-- start of DATA SUPPLIED --

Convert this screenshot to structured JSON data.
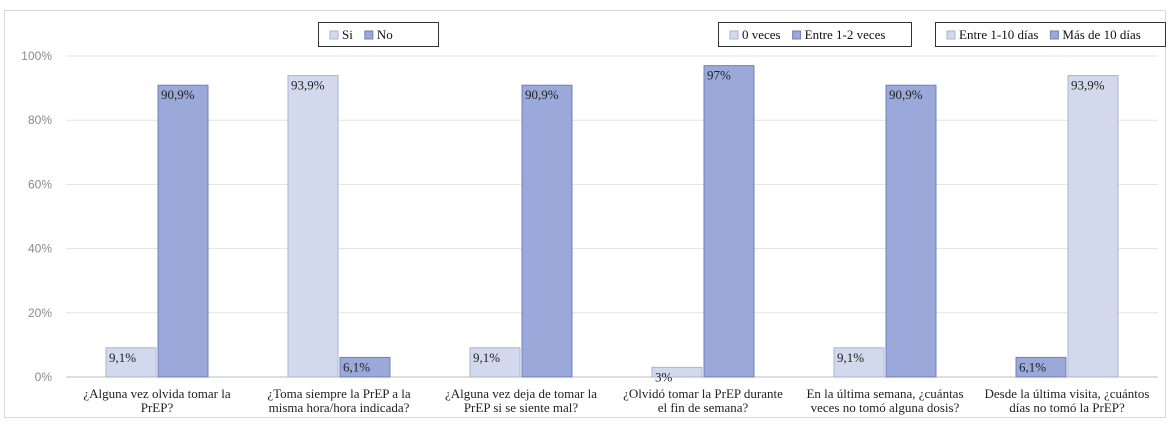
{
  "chart_data": {
    "type": "bar",
    "ylim": [
      0,
      100
    ],
    "yticks": [
      "0%",
      "20%",
      "40%",
      "60%",
      "80%",
      "100%"
    ],
    "grid": true,
    "categories": [
      [
        "¿Alguna vez olvida tomar la",
        "PrEP?"
      ],
      [
        "¿Toma siempre la PrEP a la",
        "misma hora/hora indicada?"
      ],
      [
        "¿Alguna vez deja de tomar la",
        "PrEP si se siente mal?"
      ],
      [
        "¿Olvidó tomar la PrEP durante",
        "el fin de semana?"
      ],
      [
        "En la última semana, ¿cuántas",
        "veces no tomó alguna dosis?"
      ],
      [
        "Desde la última visita, ¿cuántos",
        "días no tomó la PrEP?"
      ]
    ],
    "groups": [
      {
        "bars": [
          {
            "value": 9.1,
            "label": "9,1%",
            "tone": "light"
          },
          {
            "value": 90.9,
            "label": "90,9%",
            "tone": "dark"
          }
        ]
      },
      {
        "bars": [
          {
            "value": 93.9,
            "label": "93,9%",
            "tone": "light"
          },
          {
            "value": 6.1,
            "label": "6,1%",
            "tone": "dark"
          }
        ]
      },
      {
        "bars": [
          {
            "value": 9.1,
            "label": "9,1%",
            "tone": "light"
          },
          {
            "value": 90.9,
            "label": "90,9%",
            "tone": "dark"
          }
        ]
      },
      {
        "bars": [
          {
            "value": 3,
            "label": "3%",
            "tone": "light"
          },
          {
            "value": 97,
            "label": "97%",
            "tone": "dark"
          }
        ]
      },
      {
        "bars": [
          {
            "value": 9.1,
            "label": "9,1%",
            "tone": "light"
          },
          {
            "value": 90.9,
            "label": "90,9%",
            "tone": "dark"
          }
        ]
      },
      {
        "bars": [
          {
            "value": 6.1,
            "label": "6,1%",
            "tone": "dark"
          },
          {
            "value": 93.9,
            "label": "93,9%",
            "tone": "light"
          }
        ]
      }
    ],
    "legends": [
      {
        "placement": "top-left",
        "entries": [
          {
            "name": "Si",
            "tone": "light"
          },
          {
            "name": "No",
            "tone": "dark"
          }
        ]
      },
      {
        "placement": "top-center-right",
        "entries": [
          {
            "name": "0 veces",
            "tone": "light"
          },
          {
            "name": "Entre 1-2 veces",
            "tone": "dark"
          }
        ]
      },
      {
        "placement": "top-right",
        "entries": [
          {
            "name": "Entre 1-10 días",
            "tone": "light"
          },
          {
            "name": "Más de 10 días",
            "tone": "dark"
          }
        ]
      }
    ]
  },
  "colors": {
    "light": "#d3d9ec",
    "light_edge": "#aab3d4",
    "dark": "#9aa9d9",
    "dark_edge": "#6f80bd",
    "grid": "#e3e3e3",
    "axis": "#bdbdbd"
  }
}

-- end of DATA SUPPLIED --

◆ STATED TASK: Transcribe the preceding listing in its entirety and with exact wording, leaving out pictures.

◆ THE OUTPUT:
Convert this screenshot to structured JSON data.
{
  "chart_data": {
    "type": "bar",
    "ylim": [
      0,
      100
    ],
    "yticks": [
      "0%",
      "20%",
      "40%",
      "60%",
      "80%",
      "100%"
    ],
    "grid": true,
    "categories": [
      [
        "¿Alguna vez olvida tomar la",
        "PrEP?"
      ],
      [
        "¿Toma siempre la PrEP a la",
        "misma hora/hora indicada?"
      ],
      [
        "¿Alguna vez deja de tomar la",
        "PrEP si se siente mal?"
      ],
      [
        "¿Olvidó tomar la PrEP durante",
        "el fin de semana?"
      ],
      [
        "En la última semana, ¿cuántas",
        "veces no tomó alguna dosis?"
      ],
      [
        "Desde la última visita, ¿cuántos",
        "días no tomó la PrEP?"
      ]
    ],
    "groups": [
      {
        "bars": [
          {
            "value": 9.1,
            "label": "9,1%",
            "tone": "light"
          },
          {
            "value": 90.9,
            "label": "90,9%",
            "tone": "dark"
          }
        ]
      },
      {
        "bars": [
          {
            "value": 93.9,
            "label": "93,9%",
            "tone": "light"
          },
          {
            "value": 6.1,
            "label": "6,1%",
            "tone": "dark"
          }
        ]
      },
      {
        "bars": [
          {
            "value": 9.1,
            "label": "9,1%",
            "tone": "light"
          },
          {
            "value": 90.9,
            "label": "90,9%",
            "tone": "dark"
          }
        ]
      },
      {
        "bars": [
          {
            "value": 3,
            "label": "3%",
            "tone": "light"
          },
          {
            "value": 97,
            "label": "97%",
            "tone": "dark"
          }
        ]
      },
      {
        "bars": [
          {
            "value": 9.1,
            "label": "9,1%",
            "tone": "light"
          },
          {
            "value": 90.9,
            "label": "90,9%",
            "tone": "dark"
          }
        ]
      },
      {
        "bars": [
          {
            "value": 6.1,
            "label": "6,1%",
            "tone": "dark"
          },
          {
            "value": 93.9,
            "label": "93,9%",
            "tone": "light"
          }
        ]
      }
    ],
    "legends": [
      {
        "placement": "top-left",
        "entries": [
          {
            "name": "Si",
            "tone": "light"
          },
          {
            "name": "No",
            "tone": "dark"
          }
        ]
      },
      {
        "placement": "top-center-right",
        "entries": [
          {
            "name": "0 veces",
            "tone": "light"
          },
          {
            "name": "Entre 1-2 veces",
            "tone": "dark"
          }
        ]
      },
      {
        "placement": "top-right",
        "entries": [
          {
            "name": "Entre 1-10 días",
            "tone": "light"
          },
          {
            "name": "Más de 10 días",
            "tone": "dark"
          }
        ]
      }
    ]
  },
  "colors": {
    "light": "#d3d9ec",
    "light_edge": "#aab3d4",
    "dark": "#9aa9d9",
    "dark_edge": "#6f80bd",
    "grid": "#e3e3e3",
    "axis": "#bdbdbd"
  }
}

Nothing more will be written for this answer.